> _INSTRUCTIONS_:
1 > In the passage on Roddy McCorley, rewrite everything from "The truth of" down to "chestnut’ of a tune.", replacing "Presbyterian" with "Protestant".
2 > Translate this sentence from the passage on Roddy McCorley into Spanish: "The song was recorded and popularized by the Clancy Brothers, the Kingston Trio and others."
3 > For each statement, say yes or no to whether the passage on Roddy McCorley supports it, and quote the deciding words: (a) The best information is that McCorley was a County Antrim Presbyterian. (b) McCorley's death sentence was for fighting in Antrim. (c) In the quoted verse, McCorley goes to die on the bridge of Toome.

> _PASSAGE GIVEN_:
The words in her version commemorate a martyr of the 1798 rebellion. They begin:
O see the fleet-foot host of men, who march with faces drawn,
From farmstead and from fishers' cot, along the banks of Ban;
They come with vengeance in their eyes. Too late! Too late are they,
For young Roddy McCorley goes to die on the bridge of Toome today.

Oh Ireland, Mother Ireland, you love them still the best
The fearless brave who fighting fall upon your hapless breast,
But never a one of all your dead more bravely fell in fray,
Than he who marches to his fate on the bridge of Toome today.
The truth of Roddy McCorley is more complicated and confused than Carberry's portrayal. Despite some assumptions he was Catholic, the best information is that he was a County Antrim Presbyterian. He also seems to have come late to the cause of the United Irishmen, and while he may have fought in Antrim, it was for his participation in an organized patriotic gang (The Archer Gang) afterwards that seems to have been the reason for his death sentence. The song was recorded and popularized by the Clancy Brothers, the Kingston Trio and others. It is a frequently heard in march medley’s played by Irish musicians and is considered a ‘grand old chestnut’ of a tune.

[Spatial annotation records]
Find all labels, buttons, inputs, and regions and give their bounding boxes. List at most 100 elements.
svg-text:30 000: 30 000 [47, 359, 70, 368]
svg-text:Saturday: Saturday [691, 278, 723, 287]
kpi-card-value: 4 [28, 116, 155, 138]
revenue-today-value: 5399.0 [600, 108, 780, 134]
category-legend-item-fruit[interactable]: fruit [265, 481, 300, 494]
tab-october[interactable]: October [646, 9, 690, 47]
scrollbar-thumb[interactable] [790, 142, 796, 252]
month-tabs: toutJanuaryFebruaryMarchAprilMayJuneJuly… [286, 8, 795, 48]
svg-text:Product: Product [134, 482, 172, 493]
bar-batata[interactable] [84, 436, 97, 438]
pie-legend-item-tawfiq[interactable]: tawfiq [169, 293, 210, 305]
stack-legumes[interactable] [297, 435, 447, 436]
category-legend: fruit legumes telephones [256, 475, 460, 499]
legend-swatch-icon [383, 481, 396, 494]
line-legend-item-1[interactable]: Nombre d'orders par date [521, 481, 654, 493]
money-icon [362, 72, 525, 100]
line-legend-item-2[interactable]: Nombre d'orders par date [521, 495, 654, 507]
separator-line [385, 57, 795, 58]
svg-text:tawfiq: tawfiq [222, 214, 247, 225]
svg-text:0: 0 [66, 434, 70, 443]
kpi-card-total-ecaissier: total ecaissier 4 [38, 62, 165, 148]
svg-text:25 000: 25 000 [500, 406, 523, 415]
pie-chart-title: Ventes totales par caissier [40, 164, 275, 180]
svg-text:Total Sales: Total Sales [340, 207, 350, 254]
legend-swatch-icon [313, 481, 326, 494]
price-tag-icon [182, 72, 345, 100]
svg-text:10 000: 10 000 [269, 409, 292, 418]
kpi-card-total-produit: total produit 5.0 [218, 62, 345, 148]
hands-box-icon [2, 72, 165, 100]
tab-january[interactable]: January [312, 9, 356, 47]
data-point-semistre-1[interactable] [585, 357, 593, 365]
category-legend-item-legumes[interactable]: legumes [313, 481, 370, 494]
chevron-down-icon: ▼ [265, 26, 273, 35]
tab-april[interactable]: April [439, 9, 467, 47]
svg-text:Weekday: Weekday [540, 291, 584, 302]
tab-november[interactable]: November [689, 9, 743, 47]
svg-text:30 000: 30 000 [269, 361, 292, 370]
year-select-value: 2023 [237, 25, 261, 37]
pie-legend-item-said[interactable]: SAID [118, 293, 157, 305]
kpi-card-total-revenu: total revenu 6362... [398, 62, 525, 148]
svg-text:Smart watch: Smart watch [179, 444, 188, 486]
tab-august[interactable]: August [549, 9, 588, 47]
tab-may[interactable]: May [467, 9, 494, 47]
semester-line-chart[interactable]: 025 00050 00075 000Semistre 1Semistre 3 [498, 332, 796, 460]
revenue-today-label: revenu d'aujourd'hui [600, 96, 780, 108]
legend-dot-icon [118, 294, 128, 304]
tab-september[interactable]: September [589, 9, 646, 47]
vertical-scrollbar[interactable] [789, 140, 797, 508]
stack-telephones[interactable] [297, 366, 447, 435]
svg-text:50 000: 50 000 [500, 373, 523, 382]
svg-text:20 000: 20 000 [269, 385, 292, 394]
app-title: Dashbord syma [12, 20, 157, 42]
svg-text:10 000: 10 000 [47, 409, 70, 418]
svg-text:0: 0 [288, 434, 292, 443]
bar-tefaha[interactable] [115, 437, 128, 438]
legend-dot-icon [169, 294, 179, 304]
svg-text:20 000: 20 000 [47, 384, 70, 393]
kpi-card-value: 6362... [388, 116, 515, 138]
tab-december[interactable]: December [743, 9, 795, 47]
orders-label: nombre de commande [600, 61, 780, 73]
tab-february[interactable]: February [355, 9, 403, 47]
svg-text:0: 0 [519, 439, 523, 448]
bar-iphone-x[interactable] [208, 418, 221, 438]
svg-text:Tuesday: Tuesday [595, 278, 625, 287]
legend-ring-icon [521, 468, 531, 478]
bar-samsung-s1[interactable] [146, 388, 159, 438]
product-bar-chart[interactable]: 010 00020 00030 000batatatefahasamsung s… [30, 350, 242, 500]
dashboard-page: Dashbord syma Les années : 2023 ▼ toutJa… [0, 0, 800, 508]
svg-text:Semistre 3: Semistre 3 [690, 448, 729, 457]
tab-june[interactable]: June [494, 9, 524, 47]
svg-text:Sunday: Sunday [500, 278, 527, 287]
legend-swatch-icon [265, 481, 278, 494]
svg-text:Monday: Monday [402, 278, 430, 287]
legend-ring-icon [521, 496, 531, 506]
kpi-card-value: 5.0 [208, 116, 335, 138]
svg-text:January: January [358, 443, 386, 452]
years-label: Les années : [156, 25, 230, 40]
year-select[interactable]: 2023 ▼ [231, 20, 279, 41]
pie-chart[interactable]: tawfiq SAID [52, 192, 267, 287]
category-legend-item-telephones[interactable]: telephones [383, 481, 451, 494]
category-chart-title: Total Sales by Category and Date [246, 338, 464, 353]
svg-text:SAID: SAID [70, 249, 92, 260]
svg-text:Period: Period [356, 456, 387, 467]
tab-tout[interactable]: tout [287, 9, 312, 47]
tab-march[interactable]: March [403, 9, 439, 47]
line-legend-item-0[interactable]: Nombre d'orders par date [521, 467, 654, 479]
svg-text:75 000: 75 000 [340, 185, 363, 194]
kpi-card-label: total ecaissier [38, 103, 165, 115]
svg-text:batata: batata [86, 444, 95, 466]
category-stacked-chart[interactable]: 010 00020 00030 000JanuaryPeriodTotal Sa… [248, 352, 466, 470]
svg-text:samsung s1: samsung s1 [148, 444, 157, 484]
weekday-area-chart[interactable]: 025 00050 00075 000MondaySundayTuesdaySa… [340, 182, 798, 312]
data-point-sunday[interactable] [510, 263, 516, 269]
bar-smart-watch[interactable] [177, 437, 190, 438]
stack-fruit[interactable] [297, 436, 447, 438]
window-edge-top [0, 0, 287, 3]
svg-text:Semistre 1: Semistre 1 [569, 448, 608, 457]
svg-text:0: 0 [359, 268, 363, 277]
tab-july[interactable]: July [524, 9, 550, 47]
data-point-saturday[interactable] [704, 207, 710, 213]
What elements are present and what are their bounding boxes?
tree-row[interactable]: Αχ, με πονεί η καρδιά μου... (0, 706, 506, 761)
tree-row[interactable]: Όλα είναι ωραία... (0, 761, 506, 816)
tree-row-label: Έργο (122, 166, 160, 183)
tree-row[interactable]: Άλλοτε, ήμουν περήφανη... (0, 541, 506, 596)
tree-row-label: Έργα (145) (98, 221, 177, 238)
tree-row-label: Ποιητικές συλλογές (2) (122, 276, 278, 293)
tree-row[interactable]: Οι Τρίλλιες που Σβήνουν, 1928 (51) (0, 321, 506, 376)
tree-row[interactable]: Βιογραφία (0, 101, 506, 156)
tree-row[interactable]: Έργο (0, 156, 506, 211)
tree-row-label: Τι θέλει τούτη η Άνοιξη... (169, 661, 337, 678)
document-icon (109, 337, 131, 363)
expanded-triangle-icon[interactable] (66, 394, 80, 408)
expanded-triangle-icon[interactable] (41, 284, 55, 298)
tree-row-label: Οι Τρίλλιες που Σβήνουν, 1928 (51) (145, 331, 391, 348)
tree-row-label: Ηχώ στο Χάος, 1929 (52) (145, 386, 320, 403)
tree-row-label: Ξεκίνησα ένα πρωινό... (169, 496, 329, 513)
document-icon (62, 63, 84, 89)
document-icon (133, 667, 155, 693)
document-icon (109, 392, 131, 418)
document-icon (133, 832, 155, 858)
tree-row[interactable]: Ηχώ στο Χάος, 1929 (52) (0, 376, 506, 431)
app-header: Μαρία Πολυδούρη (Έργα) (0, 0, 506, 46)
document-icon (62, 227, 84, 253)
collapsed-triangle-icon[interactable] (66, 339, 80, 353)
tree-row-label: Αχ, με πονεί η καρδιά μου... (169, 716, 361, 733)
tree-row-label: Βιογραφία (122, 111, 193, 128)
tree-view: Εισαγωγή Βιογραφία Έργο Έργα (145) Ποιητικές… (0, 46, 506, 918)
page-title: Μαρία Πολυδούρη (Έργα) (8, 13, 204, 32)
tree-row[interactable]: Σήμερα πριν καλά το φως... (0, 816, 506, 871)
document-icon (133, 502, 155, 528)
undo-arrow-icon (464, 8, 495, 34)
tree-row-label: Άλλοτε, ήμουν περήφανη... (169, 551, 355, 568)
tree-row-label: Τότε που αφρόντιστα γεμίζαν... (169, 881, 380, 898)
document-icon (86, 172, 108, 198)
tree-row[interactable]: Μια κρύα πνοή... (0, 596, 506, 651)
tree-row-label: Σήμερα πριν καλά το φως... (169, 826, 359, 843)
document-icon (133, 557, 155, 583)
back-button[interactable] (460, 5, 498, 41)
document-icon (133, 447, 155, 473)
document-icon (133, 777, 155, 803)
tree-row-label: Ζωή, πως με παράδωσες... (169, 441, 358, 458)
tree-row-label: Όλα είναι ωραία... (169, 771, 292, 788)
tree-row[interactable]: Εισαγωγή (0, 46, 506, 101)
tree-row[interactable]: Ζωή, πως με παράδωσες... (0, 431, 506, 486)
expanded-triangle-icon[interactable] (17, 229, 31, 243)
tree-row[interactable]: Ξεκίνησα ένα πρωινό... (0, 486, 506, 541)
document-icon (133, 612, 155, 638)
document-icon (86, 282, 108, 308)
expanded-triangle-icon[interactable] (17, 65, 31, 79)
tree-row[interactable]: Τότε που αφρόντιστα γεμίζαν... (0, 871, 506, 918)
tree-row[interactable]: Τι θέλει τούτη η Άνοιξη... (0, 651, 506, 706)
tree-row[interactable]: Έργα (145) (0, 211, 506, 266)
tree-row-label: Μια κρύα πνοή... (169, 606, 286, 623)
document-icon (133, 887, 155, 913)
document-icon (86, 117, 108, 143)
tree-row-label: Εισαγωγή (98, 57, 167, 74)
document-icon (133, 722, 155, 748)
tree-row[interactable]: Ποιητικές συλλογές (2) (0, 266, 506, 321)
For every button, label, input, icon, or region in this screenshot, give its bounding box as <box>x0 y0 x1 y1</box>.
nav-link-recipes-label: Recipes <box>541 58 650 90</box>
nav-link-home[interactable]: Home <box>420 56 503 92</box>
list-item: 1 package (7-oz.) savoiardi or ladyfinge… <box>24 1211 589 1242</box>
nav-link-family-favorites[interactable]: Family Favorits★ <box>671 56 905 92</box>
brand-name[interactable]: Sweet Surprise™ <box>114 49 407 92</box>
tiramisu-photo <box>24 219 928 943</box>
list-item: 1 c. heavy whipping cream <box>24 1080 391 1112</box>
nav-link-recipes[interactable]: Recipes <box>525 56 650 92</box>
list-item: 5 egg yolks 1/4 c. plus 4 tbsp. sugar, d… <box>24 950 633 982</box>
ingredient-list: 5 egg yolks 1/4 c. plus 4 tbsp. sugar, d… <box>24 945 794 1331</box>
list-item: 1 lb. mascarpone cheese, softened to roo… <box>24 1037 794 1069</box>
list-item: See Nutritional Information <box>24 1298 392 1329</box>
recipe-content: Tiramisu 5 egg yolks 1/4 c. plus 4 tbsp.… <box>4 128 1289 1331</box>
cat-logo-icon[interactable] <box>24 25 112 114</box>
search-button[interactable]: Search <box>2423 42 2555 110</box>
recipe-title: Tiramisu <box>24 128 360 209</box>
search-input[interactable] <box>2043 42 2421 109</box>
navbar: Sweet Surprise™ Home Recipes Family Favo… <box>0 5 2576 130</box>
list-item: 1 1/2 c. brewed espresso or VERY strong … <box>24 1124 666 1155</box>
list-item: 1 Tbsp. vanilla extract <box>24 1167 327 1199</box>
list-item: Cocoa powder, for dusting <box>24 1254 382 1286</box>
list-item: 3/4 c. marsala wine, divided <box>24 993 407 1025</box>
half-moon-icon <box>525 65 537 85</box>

> _OUTPUTS BY TASK_:
1 >
The truth of Roddy McCorley is more complicated and confused than Carberry's portrayal. Despite some assumptions he was Catholic, the best information is that he was a County Antrim Protestant. He also seems to have come late to the cause of the United Irishmen, and while he may have fought in Antrim, it was for his participation in an organized patriotic gang (The Archer Gang) afterwards that seems to have been the reason for his death sentence. The song was recorded and popularized by the Clancy Brothers, the Kingston Trio and others. It is a frequently heard in march medley’s played by Irish musicians and is considered a ‘grand old chestnut’ of a tune.

2 > La canción fue grabada y popularizada por los Clancy Brothers, el Kingston Trio y otros.

3 >
(a) Yes: "the best information is that he was a County Antrim Presbyterian"
(b) No: "it was for his participation in an organized patriotic gang (The Archer Gang) afterwards that seems to have been the reason for his death sentence"
(c) Yes: "For young Roddy McCorley goes to die on the bridge of Toome today."